§ **Goal of the exercise**
Make an exact transcription of the material, leaving out all images.
* START Data for this task *
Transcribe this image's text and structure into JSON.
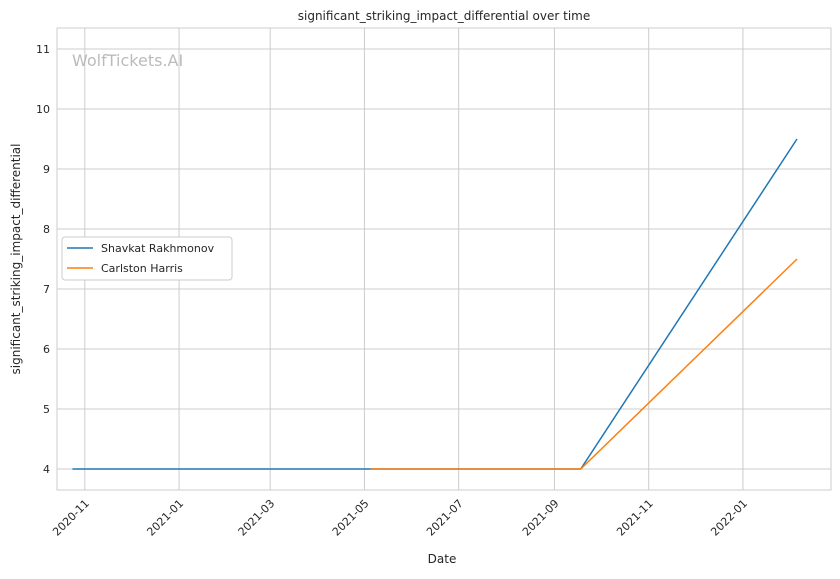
{
  "chart_data": {
    "type": "line",
    "title": "significant_striking_impact_differential over time",
    "xlabel": "Date",
    "ylabel": "significant_striking_impact_differential",
    "watermark": "WolfTickets.AI",
    "x_ticks": [
      "2020-11",
      "2021-01",
      "2021-03",
      "2021-05",
      "2021-07",
      "2021-09",
      "2021-11",
      "2022-01"
    ],
    "y_ticks": [
      4,
      5,
      6,
      7,
      8,
      9,
      10,
      11
    ],
    "ylim": [
      3.65,
      11.35
    ],
    "xlim": [
      "2020-10-14",
      "2022-02-27"
    ],
    "grid": true,
    "legend_placement": "center-left",
    "series": [
      {
        "name": "Shavkat Rakhmonov",
        "color": "#1f77b4",
        "x": [
          "2020-10-24",
          "2021-09-18",
          "2022-02-05"
        ],
        "y": [
          4,
          4,
          9.5
        ]
      },
      {
        "name": "Carlston Harris",
        "color": "#ff7f0e",
        "x": [
          "2021-05-05",
          "2021-09-18",
          "2022-02-05"
        ],
        "y": [
          4,
          4,
          7.5
        ]
      }
    ]
  }
}
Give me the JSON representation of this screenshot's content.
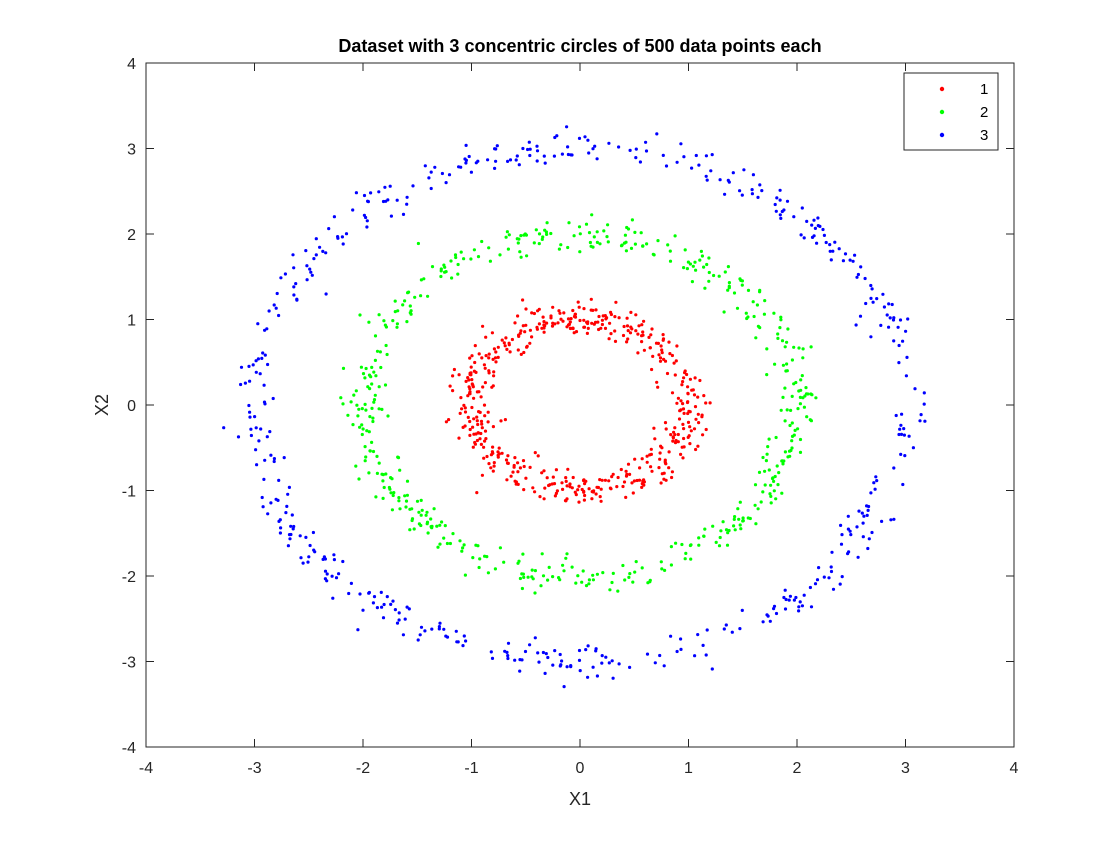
* END Data for this task *
§ **Exercise response**
Transcribe this image's text and structure into JSON.
{
  "chart_data": {
    "type": "line",
    "title": "significant_striking_impact_differential over time",
    "xlabel": "Date",
    "ylabel": "significant_striking_impact_differential",
    "watermark": "WolfTickets.AI",
    "x_ticks": [
      "2020-11",
      "2021-01",
      "2021-03",
      "2021-05",
      "2021-07",
      "2021-09",
      "2021-11",
      "2022-01"
    ],
    "y_ticks": [
      4,
      5,
      6,
      7,
      8,
      9,
      10,
      11
    ],
    "ylim": [
      3.65,
      11.35
    ],
    "xlim": [
      "2020-10-14",
      "2022-02-27"
    ],
    "grid": true,
    "legend_placement": "center-left",
    "series": [
      {
        "name": "Shavkat Rakhmonov",
        "color": "#1f77b4",
        "x": [
          "2020-10-24",
          "2021-09-18",
          "2022-02-05"
        ],
        "y": [
          4,
          4,
          9.5
        ]
      },
      {
        "name": "Carlston Harris",
        "color": "#ff7f0e",
        "x": [
          "2021-05-05",
          "2021-09-18",
          "2022-02-05"
        ],
        "y": [
          4,
          4,
          7.5
        ]
      }
    ]
  }
}
Give me the JSON representation of this screenshot's content.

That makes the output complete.